■ **The problem**
Locate each line in the material below that contains the string "close", and copy every one of those lines in full. Case counts, so only matches with the same capitalization qualify.

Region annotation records

****

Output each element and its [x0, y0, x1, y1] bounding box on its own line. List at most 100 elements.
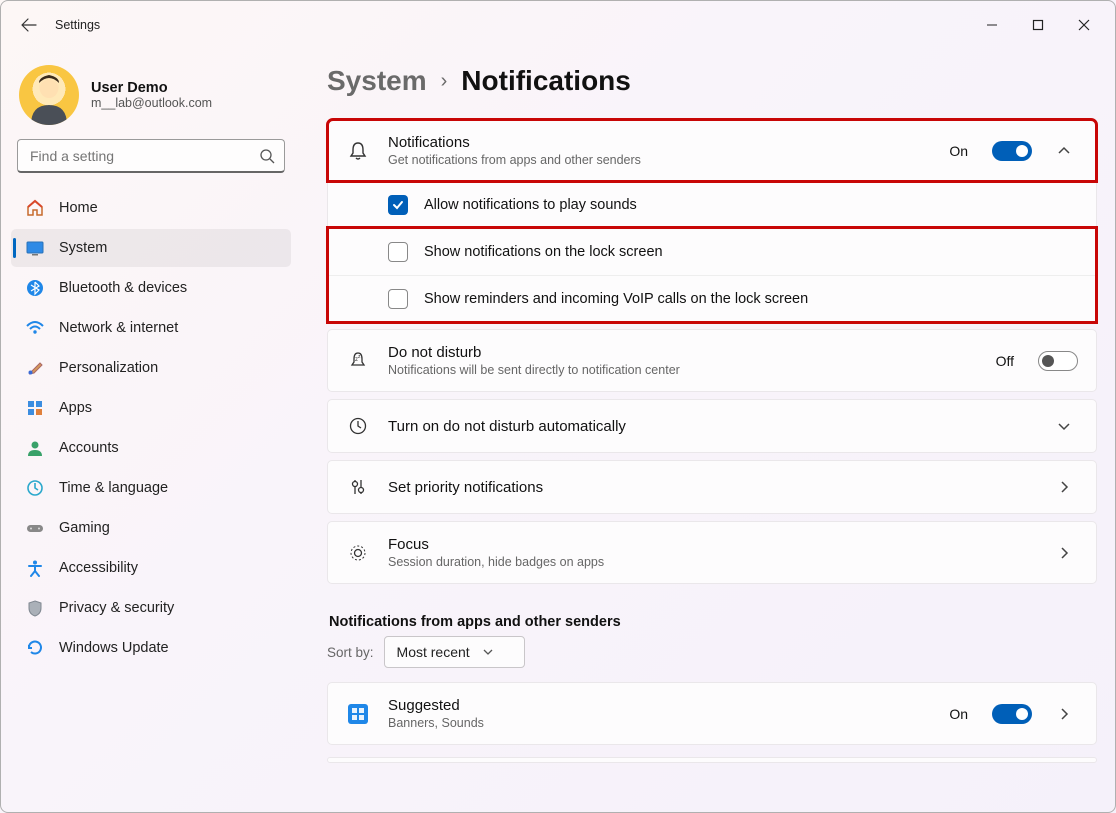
dnd-subtitle: Notifications will be sent directly to n… [388, 363, 978, 377]
breadcrumb-parent[interactable]: System [327, 65, 427, 97]
dnd-toggle[interactable] [1038, 351, 1078, 371]
nav-item-accessibility[interactable]: Accessibility [11, 549, 291, 587]
user-profile[interactable]: User Demo m__lab@outlook.com [11, 59, 291, 139]
dnd-icon: zz [346, 349, 370, 373]
lock-screen-checkbox[interactable] [388, 242, 408, 262]
auto-dnd-title: Turn on do not disturb automatically [388, 418, 1032, 435]
dnd-state: Off [996, 353, 1014, 369]
clock-icon [346, 414, 370, 438]
search-input[interactable] [17, 139, 285, 173]
priority-icon [346, 475, 370, 499]
chevron-right-icon: › [441, 70, 448, 93]
voip-lock-label: Show reminders and incoming VoIP calls o… [424, 291, 808, 307]
breadcrumb: System › Notifications [327, 65, 1097, 97]
voip-lock-row[interactable]: Show reminders and incoming VoIP calls o… [328, 275, 1096, 322]
nav-item-network[interactable]: Network & internet [11, 309, 291, 347]
suggested-subtitle: Banners, Sounds [388, 716, 931, 730]
suggested-app-icon [346, 702, 370, 726]
accessibility-icon [25, 558, 45, 578]
focus-card[interactable]: Focus Session duration, hide badges on a… [327, 521, 1097, 584]
search-icon [259, 148, 275, 164]
allow-sounds-row[interactable]: Allow notifications to play sounds [328, 181, 1096, 228]
nav-item-time-language[interactable]: Time & language [11, 469, 291, 507]
chevron-right-icon [1057, 707, 1071, 721]
sort-select[interactable]: Most recent [384, 636, 525, 668]
navigate-button[interactable] [1050, 546, 1078, 560]
nav-item-privacy[interactable]: Privacy & security [11, 589, 291, 627]
nav-label: Personalization [59, 360, 158, 376]
suggested-toggle[interactable] [992, 704, 1032, 724]
collapse-button[interactable] [1050, 144, 1078, 158]
nav-item-system[interactable]: System [11, 229, 291, 267]
chevron-up-icon [1057, 144, 1071, 158]
close-button[interactable] [1061, 9, 1107, 41]
nav-label: Apps [59, 400, 92, 416]
close-icon [1078, 19, 1090, 31]
system-icon [25, 238, 45, 258]
navigate-button[interactable] [1050, 707, 1078, 721]
nav-label: Privacy & security [59, 600, 174, 616]
apps-icon [25, 398, 45, 418]
notifications-card: Notifications Get notifications from app… [327, 119, 1097, 323]
nav-label: Accessibility [59, 560, 138, 576]
priority-title: Set priority notifications [388, 479, 1032, 496]
clock-globe-icon [25, 478, 45, 498]
nav-item-accounts[interactable]: Accounts [11, 429, 291, 467]
search-button[interactable] [255, 144, 279, 168]
allow-sounds-checkbox[interactable] [388, 195, 408, 215]
notifications-toggle[interactable] [992, 141, 1032, 161]
wifi-icon [25, 318, 45, 338]
auto-dnd-card[interactable]: Turn on do not disturb automatically [327, 399, 1097, 453]
back-button[interactable] [9, 5, 49, 45]
sort-label: Sort by: [327, 645, 374, 660]
lock-screen-row[interactable]: Show notifications on the lock screen [328, 228, 1096, 275]
sort-row: Sort by: Most recent [327, 636, 1097, 668]
nav-label: Accounts [59, 440, 119, 456]
navigate-button[interactable] [1050, 480, 1078, 494]
window-controls [969, 9, 1107, 41]
chevron-right-icon [1057, 546, 1071, 560]
chevron-down-icon [1057, 419, 1071, 433]
maximize-icon [1032, 19, 1044, 31]
nav-label: System [59, 240, 107, 256]
arrow-left-icon [21, 17, 37, 33]
nav-label: Time & language [59, 480, 168, 496]
suggested-state: On [949, 706, 968, 722]
avatar [19, 65, 79, 125]
nav-list: Home System Bluetooth & devices Network … [11, 189, 291, 667]
nav-label: Home [59, 200, 98, 216]
minimize-button[interactable] [969, 9, 1015, 41]
expand-button[interactable] [1050, 419, 1078, 433]
maximize-button[interactable] [1015, 9, 1061, 41]
brush-icon [25, 358, 45, 378]
check-icon [391, 198, 405, 212]
lock-screen-label: Show notifications on the lock screen [424, 244, 663, 260]
dnd-card[interactable]: zz Do not disturb Notifications will be … [327, 329, 1097, 392]
nav-item-gaming[interactable]: Gaming [11, 509, 291, 547]
suggested-title: Suggested [388, 697, 931, 714]
breadcrumb-current: Notifications [461, 65, 631, 97]
home-icon [25, 198, 45, 218]
bell-icon [346, 139, 370, 163]
minimize-icon [986, 19, 998, 31]
nav-item-bluetooth[interactable]: Bluetooth & devices [11, 269, 291, 307]
suggested-sender-card[interactable]: Suggested Banners, Sounds On [327, 682, 1097, 745]
shield-icon [25, 598, 45, 618]
nav-item-update[interactable]: Windows Update [11, 629, 291, 667]
nav-label: Gaming [59, 520, 110, 536]
notifications-header-row[interactable]: Notifications Get notifications from app… [328, 120, 1096, 181]
priority-card[interactable]: Set priority notifications [327, 460, 1097, 514]
voip-lock-checkbox[interactable] [388, 289, 408, 309]
bluetooth-icon [25, 278, 45, 298]
next-card-peek [327, 757, 1097, 763]
dnd-title: Do not disturb [388, 344, 978, 361]
nav-item-home[interactable]: Home [11, 189, 291, 227]
nav-item-personalization[interactable]: Personalization [11, 349, 291, 387]
nav-label: Network & internet [59, 320, 178, 336]
focus-icon [346, 541, 370, 565]
nav-item-apps[interactable]: Apps [11, 389, 291, 427]
person-icon [25, 438, 45, 458]
chevron-right-icon [1057, 480, 1071, 494]
update-icon [25, 638, 45, 658]
chevron-down-icon [482, 646, 494, 658]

****

■ **Response**
close-button[interactable] [1061, 9, 1107, 41]
close-icon [1078, 19, 1090, 31]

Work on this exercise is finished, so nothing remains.